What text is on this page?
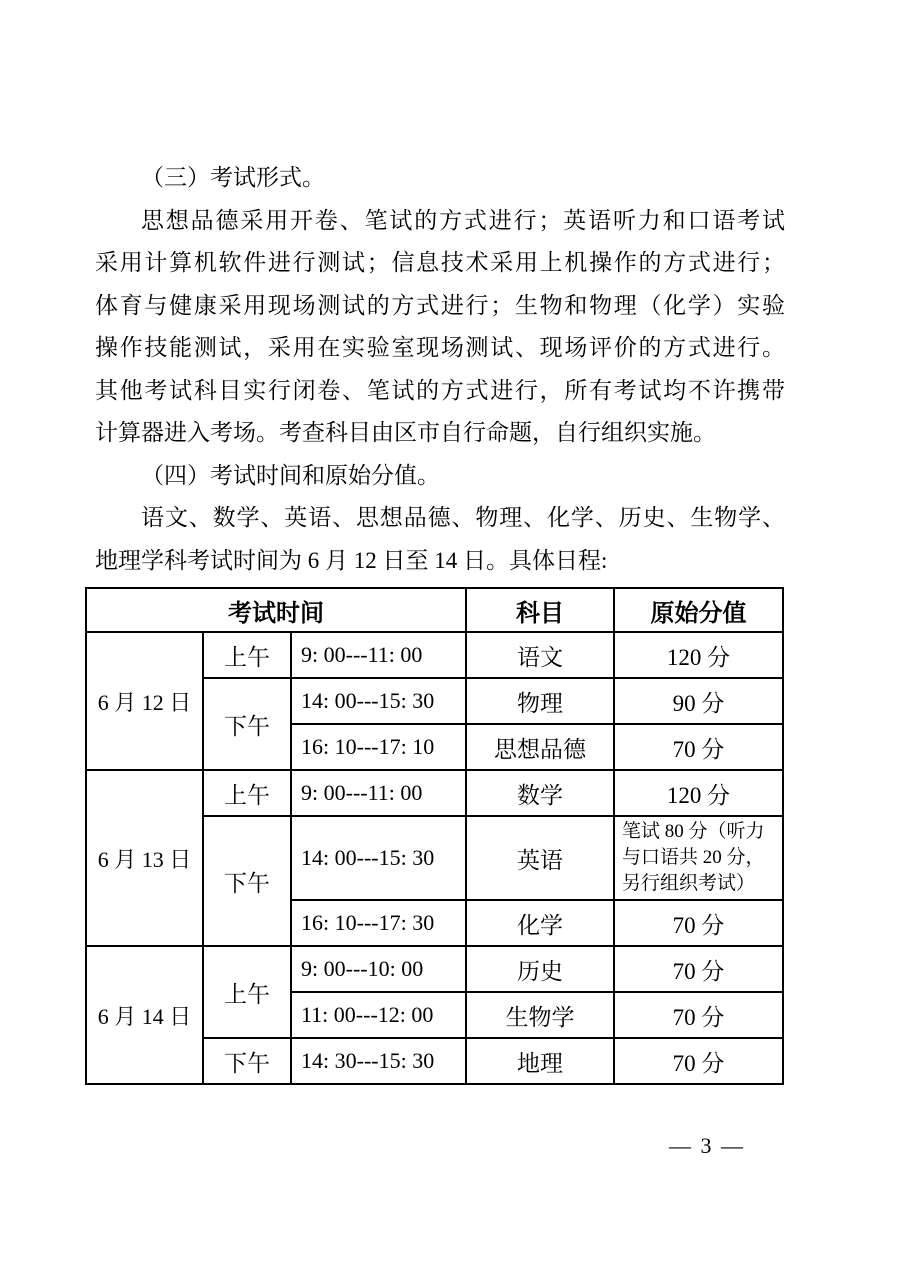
（三）考试形式。
思想品德采用开卷、笔试的方式进行；英语听力和口语考试
采用计算机软件进行测试；信息技术采用上机操作的方式进行；
体育与健康采用现场测试的方式进行；生物和物理（化学）实验
操作技能测试，采用在实验室现场测试、现场评价的方式进行。
其他考试科目实行闭卷、笔试的方式进行，所有考试均不许携带
计算器进入考场。考查科目由区市自行命题，自行组织实施。
（四）考试时间和原始分值。
语文、数学、英语、思想品德、物理、化学、历史、生物学、
地理学科考试时间为 6 月 12 日至 14 日。具体日程:
考试时间			科目	原始分值
6 月 12 日	上午	9: 00---11: 00	语文	120 分
	下午	14: 00---15: 30	物理	90 分
		16: 10---17: 10	思想品德	70 分
6 月 13 日	上午	9: 00---11: 00	数学	120 分
	下午	14: 00---15: 30	英语	笔试 80 分（听力
与口语共 20 分，
另行组织考试）

		16: 10---17: 30	化学	70 分
6 月 14 日	上午	9: 00---10: 00	历史	70 分
		11: 00---12: 00	生物学	70 分
	下午	14: 30---15: 30	地理	70 分
— 3 —
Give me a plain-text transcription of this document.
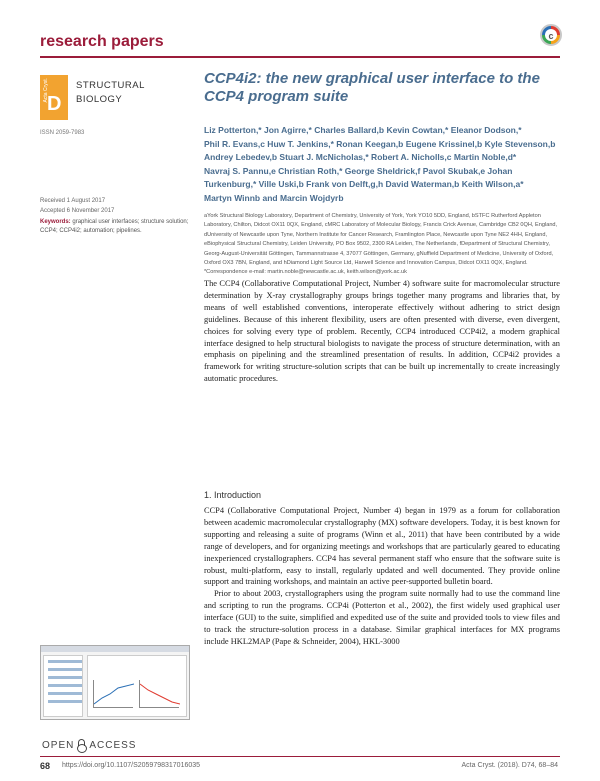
research papers	c
Acta Cryst.
D
STRUCTURAL
BIOLOGY
ISSN 2059-7983
CCP4i2: the new graphical user interface to the
CCP4 program suite
Liz Potterton,* Jon Agirre,* Charles Ballard,b Kevin Cowtan,* Eleanor Dodson,*
Phil R. Evans,c Huw T. Jenkins,* Ronan Keegan,b Eugene Krissinel,b Kyle Stevenson,b
Andrey Lebedev,b Stuart J. McNicholas,* Robert A. Nicholls,c Martin Noble,d*
Navraj S. Pannu,e Christian Roth,* George Sheldrick,f Pavol Skubak,e Johan
Turkenburg,* Ville Uski,b Frank von Delft,g,h David Waterman,b Keith Wilson,a*
Martyn Winnb and Marcin Wojdyrb
Received 1 August 2017
Accepted 6 November 2017
Keywords: graphical user interfaces; structure solution; CCP4; CCP4i2; automation; pipelines.
aYork Structural Biology Laboratory, Department of Chemistry, University of York, York YO10 5DD, England, bSTFC Rutherford Appleton Laboratory, Chilton, Didcot OX11 0QX, England, cMRC Laboratory of Molecular Biology, Francis Crick Avenue, Cambridge CB2 0QH, England, dUniversity of Newcastle upon Tyne, Northern Institute for Cancer Research, Framlington Place, Newcastle upon Tyne NE2 4HH, England, eBiophysical Structural Chemistry, Leiden University, PO Box 9502, 2300 RA Leiden, The Netherlands, fDepartment of Structural Chemistry, Georg-August-Universität Göttingen, Tammannstrasse 4, 37077 Göttingen, Germany, gNuffield Department of Medicine, University of Oxford, Oxford OX3 7BN, England, and hDiamond Light Source Ltd, Harwell Science and Innovation Campus, Didcot OX11 0QX, England. *Correspondence e-mail: martin.noble@newcastle.ac.uk, keith.wilson@york.ac.uk
The CCP4 (Collaborative Computational Project, Number 4) software suite for macromolecular structure determination by X-ray crystallography groups brings together many programs and libraries that, by means of well established conventions, interoperate effectively without adhering to strict design guidelines. Because of this inherent flexibility, users are often presented with diverse, even divergent, choices for solving every type of problem. Recently, CCP4 introduced CCP4i2, a modern graphical interface designed to help structural biologists to navigate the process of structure determination, with an emphasis on pipelining and the streamlined presentation of results. In addition, CCP4i2 provides a framework for writing structure-solution scripts that can be built up incrementally to create increasingly automatic procedures.
1. Introduction

CCP4 (Collaborative Computational Project, Number 4) began in 1979 as a forum for collaboration between academic macromolecular crystallography (MX) software developers. Today, it is best known for supporting and releasing a suite of programs (Winn et al., 2011) that have been contributed by a wide range of developers, and for organizing meetings and workshops that are particularly geared to educating inexperienced crystallographers. CCP4 has several permanent staff who ensure that the software suite is robust, multi-platform, easy to install, regularly updated and well documented. They provide online support and training workshops, and maintain an active peer-supported bulletin board.

Prior to about 2003, crystallographers using the program suite normally had to use the command line and scripting to run the programs. CCP4i (Potterton et al., 2002), the first widely used graphical user interface (GUI) to the suite, simplified and expedited use of the suite and provided tools to view files and to track the structure-solution process in a database. Similar graphical interfaces for MX programs include HKL2MAP (Pape & Schneider, 2004), HKL-3000

OPEN ACCESS
68 https://doi.org/10.1107/S2059798317016035	Acta Cryst. (2018). D74, 68–84
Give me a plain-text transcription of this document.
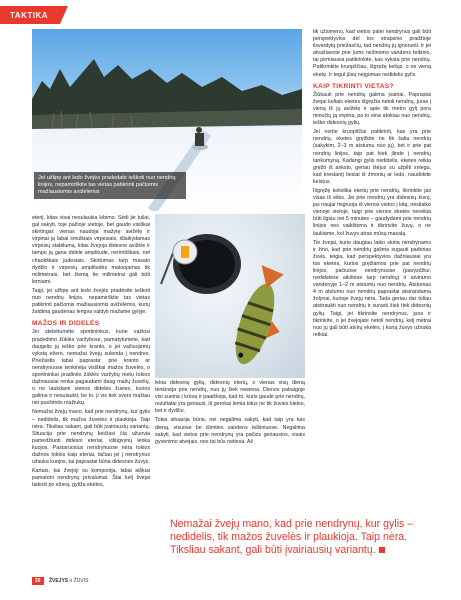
TAKTIKA
Jei užlipę ant ledo žvejės pradedate ieškoti nuo nendrių linijos, nepamirškite tas vietas patikrinti pačiomis mažiausiomis avižėlėmis

eteriį, kitas visai nesulaukia kibimo. Sėdi jie tuliai, gal sakyti, toje pačioje vietoje, bet gaudo visiškai skirtingai: vienas naudoja mažytę avižėlę ir virpinai ją labai smulkiais virpesiais, išlaikydamas virpesių stabilumą, kitas žvejoja didesne avižėle ir tampo ją gana didele amplitude, nerimtiškais, net chaotiškais judesiais. Skirtumas tarp masalo dydžio ir virpesių amplitudės matuojamas tik milimetrais, bet žiemą tie milimetrai gali būti lemiami.

Taigi, jei užlipę ant ledo žvejės pradėsite ieškoti nuo nendrių linijos, nepamirškite tas vietas patikrinti pačiomis mažiausiomis avižėlėmis, kurių žaidimą gaudėnas lengva valdyti mažame gylyje.

MAŽOS IR DIDELĖS

Jei stebėtumėte sportininkus, kurie važiosi pradedimo žūklės varžybose, pamatytumėte, kad daugelis jų ieško prie kranto, o jei važiuojamų vykstą ežere, nemažai žvejų sulenda į nendres. Priežastis labai paprasta: prie kranto ar nendrynuose tenkinėja visiškai mažos žuvelės, o sportininkai pradinės žūklės varžybų metu tokios dažniausiai renka pagaudami daug mažų žuvelių, o ne laukdami vienos didelės žuvies, kurios galima ir nesulaukti, be to, ji vis tiek svers mažiau nei pusšimtis mažiukų.

Nemažai žvejų mano, kad prie nendrynų, kur gylis – nedidelis, tik mažos žuvelės ir plaukioja. Taip nėra. Tiksliau sakant, gali būti įvairiausių variantų. Situacija prie nendrynų keičiasi čia užuovia pamedžiuoti didesni eteriai, viliūgvynų lenka kuojos. Pastaruosius nendrynuose nėra tokios dažnos tokios kaip eteriai, tačiau jei į nendrynus užsuka kuojos, tai paprastai būna didesnės žuvys.

Kartais, kai žvejoji su komponija, labai aiškiai pamatoni nendrynų privalumai. Štai kelį žvejai taikoši po ežerą, gyliža ekėtes,

lekia didesnių gylių, didesnių eterių, o vienas visų dieną tenkinėja prie nendrų, nuo jų šiek neeiena. Dienos pabaigoje visi sueina į krūvą ir paaiškėja, kad to, kuris gaudė prie nendrių, rezultatai yra geriausi, iš gerokai lemia kitus ne tik žuvies kiekiu, bet ir dydžiu.

Tokia situacija būna, nei negalima sakyti, kad taip yra kas dieną, visuose be išimties vandens telkiniuose. Negalima sakyti, kad vietos prie nendrynų yra pačios geriausios, visais gyvenimo atvejais, nes tai būs netiesa. Aš

tik užsimenu, kad vietos palei nendrynus gali būti perspektyvios dėl tos strapsnio pradžioje ilsvardytų priežasčių, tad nendrių jų ignoruoti. Ir jei atvažiavote prie jums nežinomo vandens telkinio, tai pirmiausia patikrinkite, kas vyksta prie nendrių. Patikrinkite kruopščiau, išgręžę keliųs, o ne vieną eketę. Ir tegul jūsų neįgumas nedidelis gylis.

KAIP TIKRINTI VIETAS?

Žiūkauti prie nendrių galima įvairiai. Paprastai žvejai keliais eketes išgręžia netoli nendrių, juras į vieną iš jų avižėlę ir apie tik metro gylį pora minučių ją virpina, po to eina atokiau nuo nendrių, ieško didesnių gylių.

Jei norite kruopščiai patikrinti, kas yra prie nendrių, eketes gręžkite ne tik šalia nendrių (sakykim, 2–3 m atstumu nuo jų), bet ir prie pat nendrių linijos, taip pat kiek įlinde į nendrių tankumyną. Kadangi gylis nedidelis, eketes reikia gręžti iš anksto, geriau išėjus su užpilti sniegu, kad krestantį tiesiai iš žmonių ar ledo, naudokite keistus.

Išgręžę keliolika eketių prie nendrių, tikrinkite jas visas iš eilės. Jei prie nendrių yra didesnių žuvų, jas naujai migruoja iš vienos vietos į kitą, nesilaiko vienoje vietoje, taigi prie vienos eketės nereikia būti ilgiau nei 5 minutes – gaudydami prie nendrių linijos nes vaikštoma ir tikrinsite žuvų, o ne laukiame, kol žuvys atras mūsų masalą.

Tie žvejai, kurie daugiau laiko skiria nendrynams ir žino, kad prie nendrių galima sugauti padorias žuvis, teigia, kad perspektyvios dažniausiai yra tos eketės, kurios gręžiamos prie pat nendrių linijos, pačiuose nendrynuose (pavyzdžiui, nedidelėse aikštėse tarp nendrių) ir atviramo vandenyje 1–2 m atstumu nuo nendrių. Atstumas 4 m atstumu nuo nendrių paprastai atsirandama žolynai, kurioje žvejų nėra. Tada geriau dar toliau atsitraukti nuo nendrių ir surasti šiek tiek didesnių gylių. Taigi, jei tikrinsite nendrynus, juos ir tikrinkite, o jei žvejojate netoli nendrių, kelį metrai nuo jų gali būti atvirų eketės, į kurią žuvys užsuka retkiai.

Nemažai žvejų mano, kad prie nendrynų, kur gylis – nedidelis, tik mažos žuvelės ir plaukioja. Taip nėra. Tiksliau sakant, gali būti įvairiausių variantų.
26 ŽVEJYS ir ŽUVIS
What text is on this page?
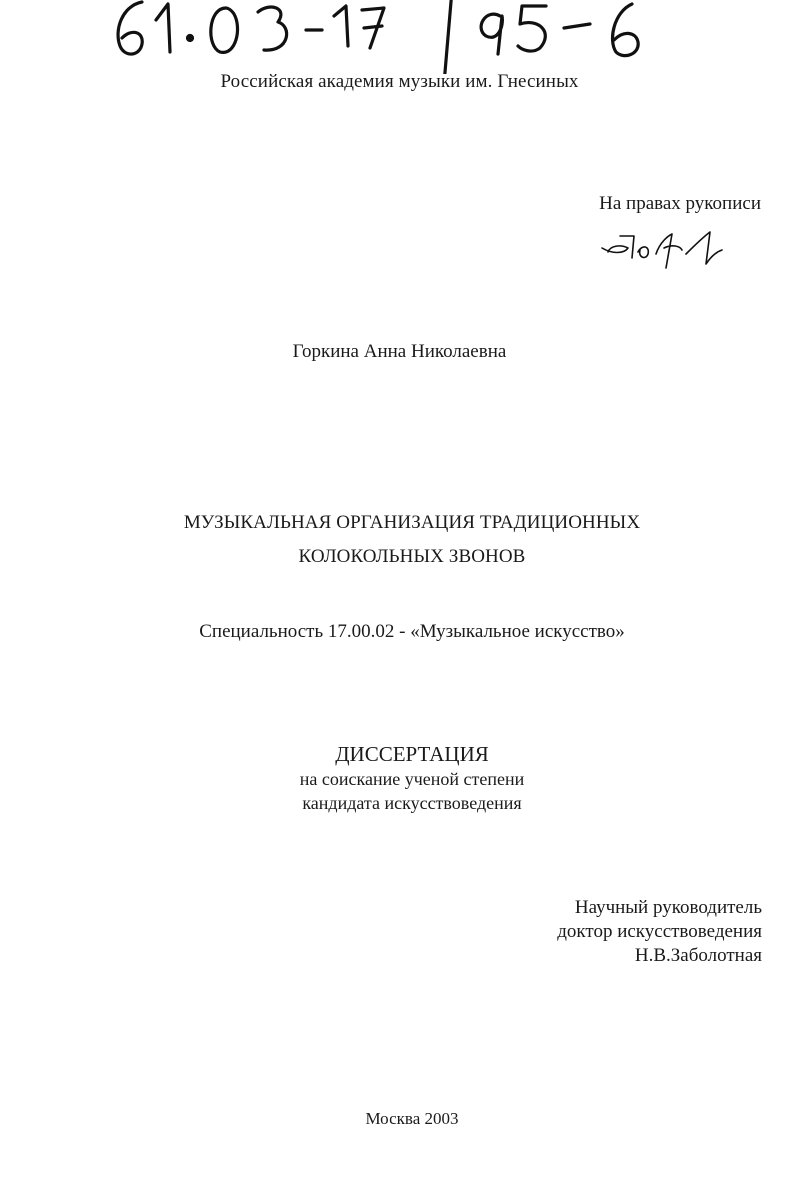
Российская академия музыки им. Гнесиных
На правах рукописи
Горкина Анна Николаевна
МУЗЫКАЛЬНАЯ ОРГАНИЗАЦИЯ ТРАДИЦИОННЫХ
КОЛОКОЛЬНЫХ ЗВОНОВ
Специальность 17.00.02 - «Музыкальное искусство»
ДИССЕРТАЦИЯ
на соискание ученой степени
кандидата искусствоведения
Научный руководитель
доктор искусствоведения
Н.В.Заболотная
Москва 2003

☆ ☆ ☆ ☆

From the entries above, pull out each line that includes "gylių".

lekia didesnių gylių, didesnių eterių, o vienas visų dieną tenkinėja prie nendrų, nuo jų šiek neeiena. Dienos pabaigoje visi sueina į krūvą ir paaiškėja, kad to, kuris gaudė prie nendrių, rezultatai yra geriausi, iš gerokai lemia kitus ne tik žuvies kiekiu, bet ir dydžiu.
Žiūkauti prie nendrių galima įvairiai. Paprastai žvejai keliais eketes išgręžia netoli nendrių, juras į vieną iš jų avižėlę ir apie tik metro gylį pora minučių ją virpina, po to eina atokiau nuo nendrių, ieško didesnių gylių.
Tie žvejai, kurie daugiau laiko skiria nendrynams ir žino, kad prie nendrių galima sugauti padorias žuvis, teigia, kad perspektyvios dažniausiai yra tos eketės, kurios gręžiamos prie pat nendrių linijos, pačiuose nendrynuose (pavyzdžiui, nedidelėse aikštėse tarp nendrių) ir atviramo vandenyje 1–2 m atstumu nuo nendrių. Atstumas 4 m atstumu nuo nendrių paprastai atsirandama žolynai, kurioje žvejų nėra. Tada geriau dar toliau atsitraukti nuo nendrių ir surasti šiek tiek didesnių gylių. Taigi, jei tikrinsite nendrynus, juos ir tikrinkite, o jei žvejojate netoli nendrių, kelį metrai nuo jų gali būti atvirų eketės, į kurią žuvys užsuka retkiai.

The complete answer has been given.